§ **Task to carry out**
Transcribe the listing in full, excluding any pictures.

________________

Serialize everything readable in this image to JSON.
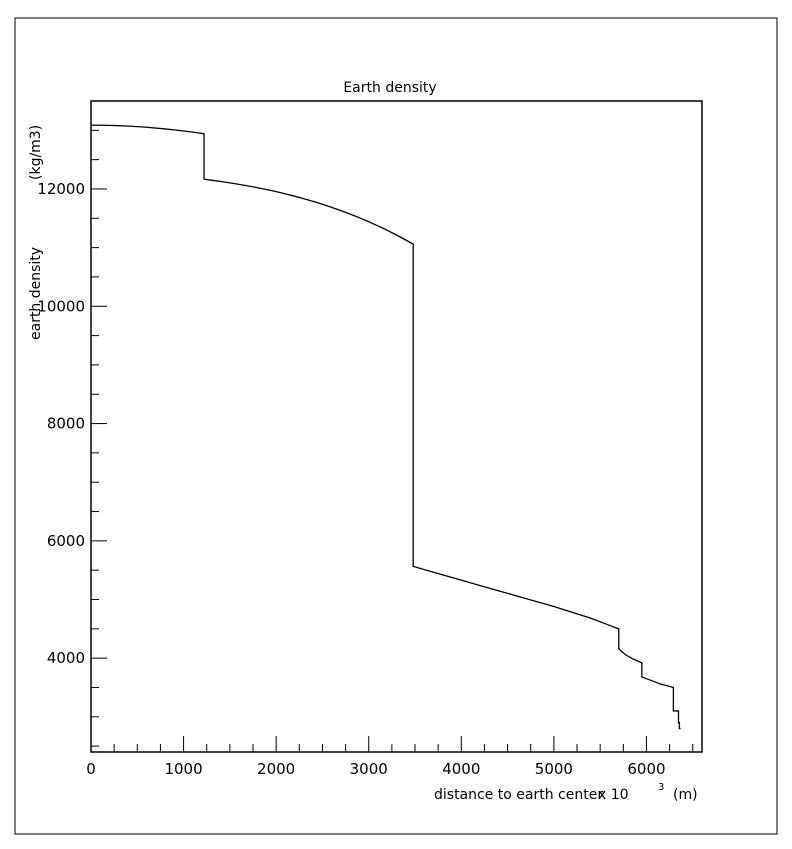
{
  "chart_data": {
    "type": "line",
    "title": "Earth density",
    "xlabel": "distance to earth center",
    "x_multiplier": "x 10",
    "x_multiplier_exp": "3",
    "x_unit": "(m)",
    "ylabel_main": "earth density",
    "ylabel_unit": "(kg/m3)",
    "xlim": [
      0,
      6600
    ],
    "ylim": [
      2400,
      13500
    ],
    "xticks": [
      0,
      1000,
      2000,
      3000,
      4000,
      5000,
      6000
    ],
    "yticks": [
      4000,
      6000,
      8000,
      10000,
      12000
    ],
    "grid": false,
    "series": [
      {
        "points": [
          [
            0,
            13088
          ],
          [
            100,
            13087
          ],
          [
            200,
            13084
          ],
          [
            300,
            13079
          ],
          [
            400,
            13072
          ],
          [
            500,
            13063
          ],
          [
            600,
            13052
          ],
          [
            700,
            13039
          ],
          [
            800,
            13024
          ],
          [
            900,
            13008
          ],
          [
            1000,
            12989
          ],
          [
            1100,
            12969
          ],
          [
            1221,
            12942
          ],
          [
            1221,
            12166
          ],
          [
            1300,
            12150
          ],
          [
            1400,
            12128
          ],
          [
            1500,
            12104
          ],
          [
            1600,
            12079
          ],
          [
            1700,
            12051
          ],
          [
            1800,
            12021
          ],
          [
            1900,
            11989
          ],
          [
            2000,
            11954
          ],
          [
            2100,
            11917
          ],
          [
            2200,
            11877
          ],
          [
            2300,
            11834
          ],
          [
            2400,
            11788
          ],
          [
            2500,
            11739
          ],
          [
            2600,
            11686
          ],
          [
            2700,
            11631
          ],
          [
            2800,
            11571
          ],
          [
            2900,
            11508
          ],
          [
            3000,
            11441
          ],
          [
            3100,
            11370
          ],
          [
            3200,
            11295
          ],
          [
            3300,
            11215
          ],
          [
            3400,
            11130
          ],
          [
            3480,
            11059
          ],
          [
            3480,
            5566
          ],
          [
            3600,
            5510
          ],
          [
            3800,
            5420
          ],
          [
            4000,
            5330
          ],
          [
            4200,
            5240
          ],
          [
            4400,
            5150
          ],
          [
            4600,
            5060
          ],
          [
            4800,
            4970
          ],
          [
            5000,
            4880
          ],
          [
            5200,
            4780
          ],
          [
            5400,
            4680
          ],
          [
            5600,
            4560
          ],
          [
            5701,
            4500
          ],
          [
            5701,
            4160
          ],
          [
            5771,
            4060
          ],
          [
            5850,
            3990
          ],
          [
            5950,
            3920
          ],
          [
            5950,
            3680
          ],
          [
            6050,
            3620
          ],
          [
            6151,
            3560
          ],
          [
            6200,
            3540
          ],
          [
            6291,
            3500
          ],
          [
            6291,
            3100
          ],
          [
            6346,
            3100
          ],
          [
            6346,
            2900
          ],
          [
            6356,
            2900
          ],
          [
            6356,
            2800
          ],
          [
            6368,
            2800
          ]
        ]
      }
    ]
  }
}
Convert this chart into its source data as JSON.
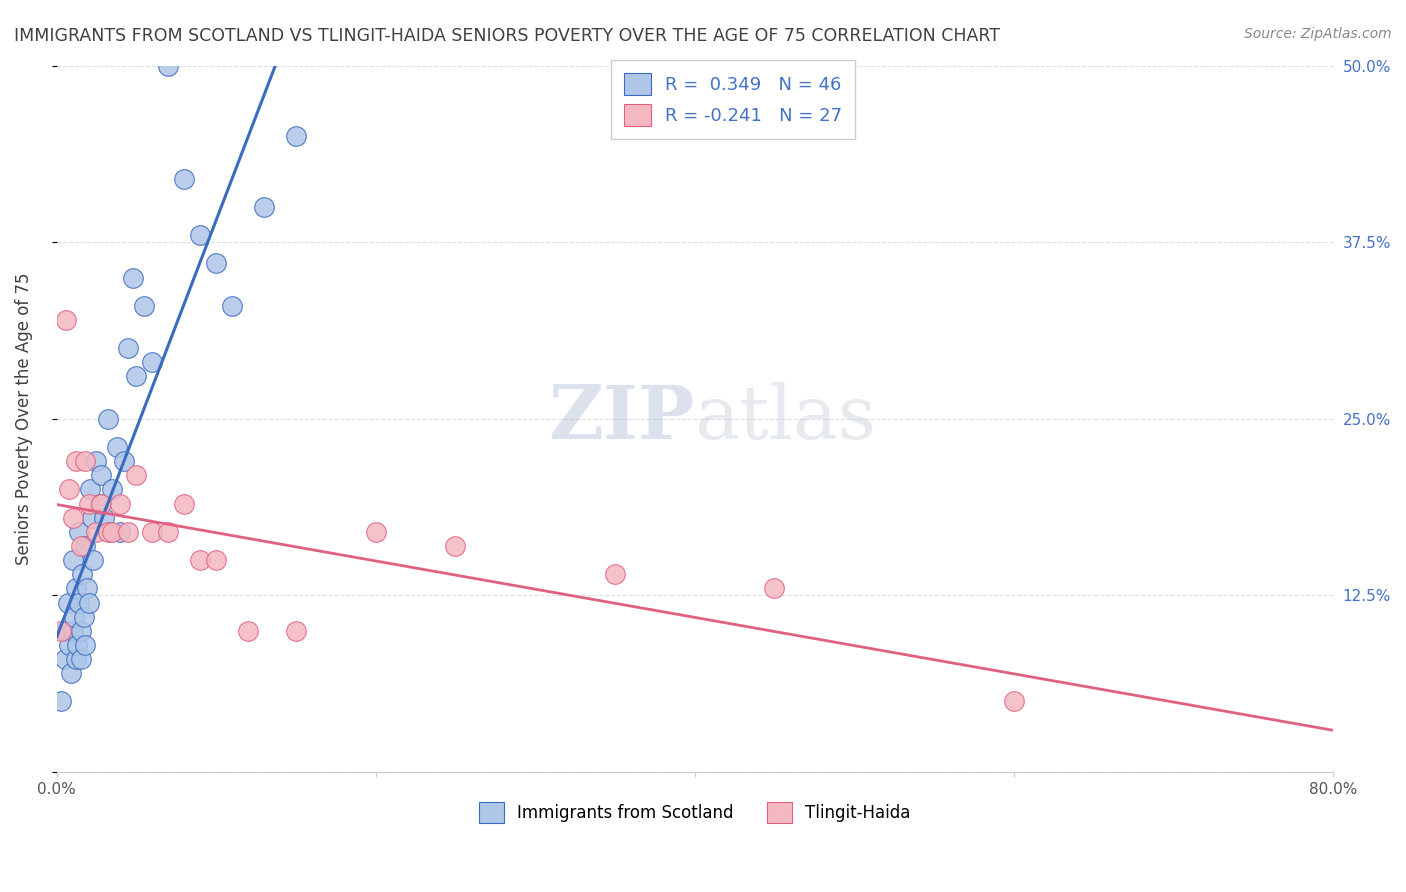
{
  "title": "IMMIGRANTS FROM SCOTLAND VS TLINGIT-HAIDA SENIORS POVERTY OVER THE AGE OF 75 CORRELATION CHART",
  "source": "Source: ZipAtlas.com",
  "ylabel": "Seniors Poverty Over the Age of 75",
  "legend_label1": "Immigrants from Scotland",
  "legend_label2": "Tlingit-Haida",
  "r1": 0.349,
  "n1": 46,
  "r2": -0.241,
  "n2": 27,
  "color1": "#aec6e8",
  "color2": "#f4b8c1",
  "line_color1": "#3a6bbf",
  "line_color2": "#e06080",
  "background_color": "#ffffff",
  "grid_color": "#d0d0d0",
  "title_color": "#404040",
  "axis_label_color": "#404040",
  "tick_color_right": "#4472c4",
  "watermark_zip": "ZIP",
  "watermark_atlas": "atlas",
  "xlim": [
    0.0,
    0.8
  ],
  "ylim": [
    0.0,
    0.5
  ],
  "xticks": [
    0.0,
    0.2,
    0.4,
    0.6,
    0.8
  ],
  "xtick_labels": [
    "0.0%",
    "",
    "",
    "",
    "80.0%"
  ],
  "yticks_right": [
    0.0,
    0.125,
    0.25,
    0.375,
    0.5
  ],
  "ytick_labels_right": [
    "",
    "12.5%",
    "25.0%",
    "37.5%",
    "50.0%"
  ],
  "scatter1_x": [
    0.003,
    0.005,
    0.006,
    0.007,
    0.008,
    0.009,
    0.01,
    0.01,
    0.011,
    0.012,
    0.012,
    0.013,
    0.014,
    0.014,
    0.015,
    0.015,
    0.016,
    0.017,
    0.018,
    0.018,
    0.019,
    0.02,
    0.021,
    0.022,
    0.023,
    0.025,
    0.027,
    0.028,
    0.03,
    0.032,
    0.035,
    0.038,
    0.04,
    0.042,
    0.045,
    0.048,
    0.05,
    0.055,
    0.06,
    0.07,
    0.08,
    0.09,
    0.1,
    0.11,
    0.13,
    0.15
  ],
  "scatter1_y": [
    0.05,
    0.08,
    0.1,
    0.12,
    0.09,
    0.07,
    0.1,
    0.15,
    0.11,
    0.08,
    0.13,
    0.09,
    0.12,
    0.17,
    0.08,
    0.1,
    0.14,
    0.11,
    0.09,
    0.16,
    0.13,
    0.12,
    0.2,
    0.18,
    0.15,
    0.22,
    0.19,
    0.21,
    0.18,
    0.25,
    0.2,
    0.23,
    0.17,
    0.22,
    0.3,
    0.35,
    0.28,
    0.33,
    0.29,
    0.5,
    0.42,
    0.38,
    0.36,
    0.33,
    0.4,
    0.45
  ],
  "scatter2_x": [
    0.003,
    0.006,
    0.008,
    0.01,
    0.012,
    0.015,
    0.018,
    0.02,
    0.025,
    0.028,
    0.032,
    0.035,
    0.04,
    0.045,
    0.05,
    0.06,
    0.07,
    0.08,
    0.09,
    0.1,
    0.12,
    0.15,
    0.2,
    0.25,
    0.35,
    0.45,
    0.6
  ],
  "scatter2_y": [
    0.1,
    0.32,
    0.2,
    0.18,
    0.22,
    0.16,
    0.22,
    0.19,
    0.17,
    0.19,
    0.17,
    0.17,
    0.19,
    0.17,
    0.21,
    0.17,
    0.17,
    0.19,
    0.15,
    0.15,
    0.1,
    0.1,
    0.17,
    0.16,
    0.14,
    0.13,
    0.05
  ]
}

________________

§ **Reply**
Serialize everything readable in this image to JSON.
{
  "chart_data": {
    "type": "line",
    "title": "Earth density",
    "xlabel": "distance to earth center",
    "x_multiplier": "x 10",
    "x_multiplier_exp": "3",
    "x_unit": "(m)",
    "ylabel_main": "earth density",
    "ylabel_unit": "(kg/m3)",
    "xlim": [
      0,
      6600
    ],
    "ylim": [
      2400,
      13500
    ],
    "xticks": [
      0,
      1000,
      2000,
      3000,
      4000,
      5000,
      6000
    ],
    "yticks": [
      4000,
      6000,
      8000,
      10000,
      12000
    ],
    "grid": false,
    "series": [
      {
        "points": [
          [
            0,
            13088
          ],
          [
            100,
            13087
          ],
          [
            200,
            13084
          ],
          [
            300,
            13079
          ],
          [
            400,
            13072
          ],
          [
            500,
            13063
          ],
          [
            600,
            13052
          ],
          [
            700,
            13039
          ],
          [
            800,
            13024
          ],
          [
            900,
            13008
          ],
          [
            1000,
            12989
          ],
          [
            1100,
            12969
          ],
          [
            1221,
            12942
          ],
          [
            1221,
            12166
          ],
          [
            1300,
            12150
          ],
          [
            1400,
            12128
          ],
          [
            1500,
            12104
          ],
          [
            1600,
            12079
          ],
          [
            1700,
            12051
          ],
          [
            1800,
            12021
          ],
          [
            1900,
            11989
          ],
          [
            2000,
            11954
          ],
          [
            2100,
            11917
          ],
          [
            2200,
            11877
          ],
          [
            2300,
            11834
          ],
          [
            2400,
            11788
          ],
          [
            2500,
            11739
          ],
          [
            2600,
            11686
          ],
          [
            2700,
            11631
          ],
          [
            2800,
            11571
          ],
          [
            2900,
            11508
          ],
          [
            3000,
            11441
          ],
          [
            3100,
            11370
          ],
          [
            3200,
            11295
          ],
          [
            3300,
            11215
          ],
          [
            3400,
            11130
          ],
          [
            3480,
            11059
          ],
          [
            3480,
            5566
          ],
          [
            3600,
            5510
          ],
          [
            3800,
            5420
          ],
          [
            4000,
            5330
          ],
          [
            4200,
            5240
          ],
          [
            4400,
            5150
          ],
          [
            4600,
            5060
          ],
          [
            4800,
            4970
          ],
          [
            5000,
            4880
          ],
          [
            5200,
            4780
          ],
          [
            5400,
            4680
          ],
          [
            5600,
            4560
          ],
          [
            5701,
            4500
          ],
          [
            5701,
            4160
          ],
          [
            5771,
            4060
          ],
          [
            5850,
            3990
          ],
          [
            5950,
            3920
          ],
          [
            5950,
            3680
          ],
          [
            6050,
            3620
          ],
          [
            6151,
            3560
          ],
          [
            6200,
            3540
          ],
          [
            6291,
            3500
          ],
          [
            6291,
            3100
          ],
          [
            6346,
            3100
          ],
          [
            6346,
            2900
          ],
          [
            6356,
            2900
          ],
          [
            6356,
            2800
          ],
          [
            6368,
            2800
          ]
        ]
      }
    ]
  }
}
Convert this chart into its source data as JSON.
{
  "title": "IMMIGRANTS FROM SCOTLAND VS TLINGIT-HAIDA SENIORS POVERTY OVER THE AGE OF 75 CORRELATION CHART",
  "source": "Source: ZipAtlas.com",
  "ylabel": "Seniors Poverty Over the Age of 75",
  "legend_label1": "Immigrants from Scotland",
  "legend_label2": "Tlingit-Haida",
  "r1": 0.349,
  "n1": 46,
  "r2": -0.241,
  "n2": 27,
  "color1": "#aec6e8",
  "color2": "#f4b8c1",
  "line_color1": "#3a6bbf",
  "line_color2": "#e06080",
  "background_color": "#ffffff",
  "grid_color": "#d0d0d0",
  "title_color": "#404040",
  "axis_label_color": "#404040",
  "tick_color_right": "#4472c4",
  "watermark_zip": "ZIP",
  "watermark_atlas": "atlas",
  "xlim": [
    0.0,
    0.8
  ],
  "ylim": [
    0.0,
    0.5
  ],
  "xticks": [
    0.0,
    0.2,
    0.4,
    0.6,
    0.8
  ],
  "xtick_labels": [
    "0.0%",
    "",
    "",
    "",
    "80.0%"
  ],
  "yticks_right": [
    0.0,
    0.125,
    0.25,
    0.375,
    0.5
  ],
  "ytick_labels_right": [
    "",
    "12.5%",
    "25.0%",
    "37.5%",
    "50.0%"
  ],
  "scatter1_x": [
    0.003,
    0.005,
    0.006,
    0.007,
    0.008,
    0.009,
    0.01,
    0.01,
    0.011,
    0.012,
    0.012,
    0.013,
    0.014,
    0.014,
    0.015,
    0.015,
    0.016,
    0.017,
    0.018,
    0.018,
    0.019,
    0.02,
    0.021,
    0.022,
    0.023,
    0.025,
    0.027,
    0.028,
    0.03,
    0.032,
    0.035,
    0.038,
    0.04,
    0.042,
    0.045,
    0.048,
    0.05,
    0.055,
    0.06,
    0.07,
    0.08,
    0.09,
    0.1,
    0.11,
    0.13,
    0.15
  ],
  "scatter1_y": [
    0.05,
    0.08,
    0.1,
    0.12,
    0.09,
    0.07,
    0.1,
    0.15,
    0.11,
    0.08,
    0.13,
    0.09,
    0.12,
    0.17,
    0.08,
    0.1,
    0.14,
    0.11,
    0.09,
    0.16,
    0.13,
    0.12,
    0.2,
    0.18,
    0.15,
    0.22,
    0.19,
    0.21,
    0.18,
    0.25,
    0.2,
    0.23,
    0.17,
    0.22,
    0.3,
    0.35,
    0.28,
    0.33,
    0.29,
    0.5,
    0.42,
    0.38,
    0.36,
    0.33,
    0.4,
    0.45
  ],
  "scatter2_x": [
    0.003,
    0.006,
    0.008,
    0.01,
    0.012,
    0.015,
    0.018,
    0.02,
    0.025,
    0.028,
    0.032,
    0.035,
    0.04,
    0.045,
    0.05,
    0.06,
    0.07,
    0.08,
    0.09,
    0.1,
    0.12,
    0.15,
    0.2,
    0.25,
    0.35,
    0.45,
    0.6
  ],
  "scatter2_y": [
    0.1,
    0.32,
    0.2,
    0.18,
    0.22,
    0.16,
    0.22,
    0.19,
    0.17,
    0.19,
    0.17,
    0.17,
    0.19,
    0.17,
    0.21,
    0.17,
    0.17,
    0.19,
    0.15,
    0.15,
    0.1,
    0.1,
    0.17,
    0.16,
    0.14,
    0.13,
    0.05
  ]
}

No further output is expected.